=== Exercise description ===
Extract each line of the data below that contains the string "level", treating uppercase and lowercase letters as distinct.

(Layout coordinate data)

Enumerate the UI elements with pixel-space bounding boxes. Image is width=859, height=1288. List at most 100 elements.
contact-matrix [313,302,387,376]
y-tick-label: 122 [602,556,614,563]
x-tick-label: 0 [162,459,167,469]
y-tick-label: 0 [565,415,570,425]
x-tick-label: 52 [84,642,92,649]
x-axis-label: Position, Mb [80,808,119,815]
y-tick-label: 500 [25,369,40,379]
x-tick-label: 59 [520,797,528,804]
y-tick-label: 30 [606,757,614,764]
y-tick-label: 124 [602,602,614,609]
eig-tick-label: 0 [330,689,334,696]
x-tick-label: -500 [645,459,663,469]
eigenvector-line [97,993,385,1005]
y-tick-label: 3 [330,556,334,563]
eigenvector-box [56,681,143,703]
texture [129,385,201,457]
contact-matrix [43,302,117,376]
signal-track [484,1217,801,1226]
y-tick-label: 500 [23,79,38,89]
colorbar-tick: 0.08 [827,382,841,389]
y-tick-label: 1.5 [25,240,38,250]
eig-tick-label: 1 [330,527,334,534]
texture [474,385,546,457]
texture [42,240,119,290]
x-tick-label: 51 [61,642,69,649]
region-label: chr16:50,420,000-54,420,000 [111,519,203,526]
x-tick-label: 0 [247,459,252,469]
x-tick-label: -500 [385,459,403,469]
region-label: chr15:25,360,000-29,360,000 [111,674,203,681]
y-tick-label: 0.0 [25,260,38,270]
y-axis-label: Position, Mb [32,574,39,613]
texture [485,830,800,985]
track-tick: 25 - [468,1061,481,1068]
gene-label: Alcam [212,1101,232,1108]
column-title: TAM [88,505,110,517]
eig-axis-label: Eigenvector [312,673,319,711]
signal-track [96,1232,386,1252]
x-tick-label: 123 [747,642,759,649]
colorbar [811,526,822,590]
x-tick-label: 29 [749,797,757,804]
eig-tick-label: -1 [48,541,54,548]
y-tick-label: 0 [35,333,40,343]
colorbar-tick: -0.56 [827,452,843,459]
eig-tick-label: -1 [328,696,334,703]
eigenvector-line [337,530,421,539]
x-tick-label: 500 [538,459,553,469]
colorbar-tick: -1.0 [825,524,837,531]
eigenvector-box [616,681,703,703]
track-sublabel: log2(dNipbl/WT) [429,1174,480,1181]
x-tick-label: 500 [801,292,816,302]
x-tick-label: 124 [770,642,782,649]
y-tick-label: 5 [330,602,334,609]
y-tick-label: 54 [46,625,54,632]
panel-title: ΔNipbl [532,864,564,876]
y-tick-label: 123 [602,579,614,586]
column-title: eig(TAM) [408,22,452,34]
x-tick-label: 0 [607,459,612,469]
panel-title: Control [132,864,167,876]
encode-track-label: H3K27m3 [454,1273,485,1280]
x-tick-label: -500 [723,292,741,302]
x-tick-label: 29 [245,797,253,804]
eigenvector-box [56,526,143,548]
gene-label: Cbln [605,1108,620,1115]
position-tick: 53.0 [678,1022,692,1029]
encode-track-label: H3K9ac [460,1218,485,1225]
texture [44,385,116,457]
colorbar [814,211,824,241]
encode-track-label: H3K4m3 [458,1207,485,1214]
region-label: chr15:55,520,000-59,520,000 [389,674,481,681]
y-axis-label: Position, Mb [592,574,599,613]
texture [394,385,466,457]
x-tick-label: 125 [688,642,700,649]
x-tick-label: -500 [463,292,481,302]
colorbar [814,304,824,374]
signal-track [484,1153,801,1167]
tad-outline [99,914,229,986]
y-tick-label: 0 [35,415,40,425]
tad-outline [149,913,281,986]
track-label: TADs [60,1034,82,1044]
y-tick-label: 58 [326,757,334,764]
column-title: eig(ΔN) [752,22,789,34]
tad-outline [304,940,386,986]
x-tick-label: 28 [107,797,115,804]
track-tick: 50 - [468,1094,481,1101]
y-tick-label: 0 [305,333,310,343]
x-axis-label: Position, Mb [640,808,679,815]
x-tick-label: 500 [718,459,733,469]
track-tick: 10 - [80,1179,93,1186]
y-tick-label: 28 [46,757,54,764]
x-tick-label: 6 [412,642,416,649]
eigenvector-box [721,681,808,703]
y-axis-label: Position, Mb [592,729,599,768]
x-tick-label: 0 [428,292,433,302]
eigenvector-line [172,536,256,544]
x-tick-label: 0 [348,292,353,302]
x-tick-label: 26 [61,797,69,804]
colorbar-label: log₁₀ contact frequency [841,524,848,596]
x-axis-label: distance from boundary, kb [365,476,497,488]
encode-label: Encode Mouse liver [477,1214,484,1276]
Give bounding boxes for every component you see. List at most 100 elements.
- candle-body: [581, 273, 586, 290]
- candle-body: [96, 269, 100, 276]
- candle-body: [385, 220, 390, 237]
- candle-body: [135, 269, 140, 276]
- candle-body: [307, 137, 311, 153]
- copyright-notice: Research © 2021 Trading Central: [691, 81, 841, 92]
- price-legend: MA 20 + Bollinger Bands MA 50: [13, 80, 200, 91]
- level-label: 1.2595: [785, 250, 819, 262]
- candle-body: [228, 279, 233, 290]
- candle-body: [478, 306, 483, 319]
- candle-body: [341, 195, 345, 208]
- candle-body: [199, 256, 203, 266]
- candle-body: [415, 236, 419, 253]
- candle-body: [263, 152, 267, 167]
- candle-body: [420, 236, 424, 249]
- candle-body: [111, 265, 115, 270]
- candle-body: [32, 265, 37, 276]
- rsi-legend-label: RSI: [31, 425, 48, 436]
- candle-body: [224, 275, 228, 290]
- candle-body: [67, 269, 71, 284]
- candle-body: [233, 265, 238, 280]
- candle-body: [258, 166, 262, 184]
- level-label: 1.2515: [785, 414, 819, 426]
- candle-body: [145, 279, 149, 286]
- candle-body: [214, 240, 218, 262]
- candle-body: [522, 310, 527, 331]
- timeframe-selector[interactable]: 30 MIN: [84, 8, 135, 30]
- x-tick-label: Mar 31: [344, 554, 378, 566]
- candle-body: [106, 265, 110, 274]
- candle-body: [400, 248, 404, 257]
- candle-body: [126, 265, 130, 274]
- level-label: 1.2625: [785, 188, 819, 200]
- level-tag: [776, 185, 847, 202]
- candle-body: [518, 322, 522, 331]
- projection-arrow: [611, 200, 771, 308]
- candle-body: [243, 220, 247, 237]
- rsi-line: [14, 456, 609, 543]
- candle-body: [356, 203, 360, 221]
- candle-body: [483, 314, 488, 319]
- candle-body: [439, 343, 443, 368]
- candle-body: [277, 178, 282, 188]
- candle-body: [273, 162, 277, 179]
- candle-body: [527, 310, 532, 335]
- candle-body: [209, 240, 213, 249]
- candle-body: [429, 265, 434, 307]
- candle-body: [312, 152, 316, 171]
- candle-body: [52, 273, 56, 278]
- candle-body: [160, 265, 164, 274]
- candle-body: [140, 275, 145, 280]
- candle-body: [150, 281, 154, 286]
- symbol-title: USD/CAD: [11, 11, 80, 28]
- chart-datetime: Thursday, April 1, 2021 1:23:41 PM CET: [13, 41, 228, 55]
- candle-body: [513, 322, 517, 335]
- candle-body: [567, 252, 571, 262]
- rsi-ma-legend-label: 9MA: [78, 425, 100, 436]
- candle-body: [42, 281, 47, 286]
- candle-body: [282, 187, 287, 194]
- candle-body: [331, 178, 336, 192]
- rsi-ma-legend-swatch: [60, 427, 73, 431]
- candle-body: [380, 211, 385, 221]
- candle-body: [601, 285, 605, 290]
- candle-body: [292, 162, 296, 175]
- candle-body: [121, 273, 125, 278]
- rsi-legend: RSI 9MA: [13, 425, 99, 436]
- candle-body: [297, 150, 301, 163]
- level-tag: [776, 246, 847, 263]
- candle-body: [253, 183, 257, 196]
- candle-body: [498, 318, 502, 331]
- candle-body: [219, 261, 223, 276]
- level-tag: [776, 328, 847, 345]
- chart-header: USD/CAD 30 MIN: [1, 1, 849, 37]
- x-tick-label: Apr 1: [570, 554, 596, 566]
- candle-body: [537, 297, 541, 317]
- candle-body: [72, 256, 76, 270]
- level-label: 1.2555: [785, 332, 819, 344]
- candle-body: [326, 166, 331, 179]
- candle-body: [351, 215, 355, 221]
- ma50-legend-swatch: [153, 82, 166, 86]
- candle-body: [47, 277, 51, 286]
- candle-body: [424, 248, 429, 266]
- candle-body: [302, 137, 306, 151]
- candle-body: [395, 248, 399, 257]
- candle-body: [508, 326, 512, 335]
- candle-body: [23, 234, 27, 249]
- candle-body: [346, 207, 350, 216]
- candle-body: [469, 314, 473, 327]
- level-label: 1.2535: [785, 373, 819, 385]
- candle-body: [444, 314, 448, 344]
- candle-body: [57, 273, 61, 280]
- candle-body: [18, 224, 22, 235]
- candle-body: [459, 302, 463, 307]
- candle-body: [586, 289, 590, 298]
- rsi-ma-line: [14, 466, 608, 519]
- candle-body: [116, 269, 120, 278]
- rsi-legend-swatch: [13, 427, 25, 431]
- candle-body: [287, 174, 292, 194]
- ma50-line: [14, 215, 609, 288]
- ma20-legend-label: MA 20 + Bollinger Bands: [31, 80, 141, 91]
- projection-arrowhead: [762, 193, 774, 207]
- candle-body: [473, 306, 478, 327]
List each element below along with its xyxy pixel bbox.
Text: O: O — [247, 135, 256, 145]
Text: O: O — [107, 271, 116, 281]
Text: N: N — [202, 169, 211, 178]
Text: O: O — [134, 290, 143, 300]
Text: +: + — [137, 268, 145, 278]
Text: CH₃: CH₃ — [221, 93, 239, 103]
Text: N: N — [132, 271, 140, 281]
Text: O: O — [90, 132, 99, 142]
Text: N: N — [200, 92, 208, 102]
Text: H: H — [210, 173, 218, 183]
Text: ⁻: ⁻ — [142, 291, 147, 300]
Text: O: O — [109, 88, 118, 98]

=== Written answer ===
- level-label: 1.2595: [785, 250, 819, 262]
- level-label: 1.2515: [785, 414, 819, 426]
- level-label: 1.2625: [785, 188, 819, 200]
- level-tag: [776, 185, 847, 202]
- level-tag: [776, 246, 847, 263]
- level-tag: [776, 328, 847, 345]
- level-label: 1.2555: [785, 332, 819, 344]
- level-label: 1.2535: [785, 373, 819, 385]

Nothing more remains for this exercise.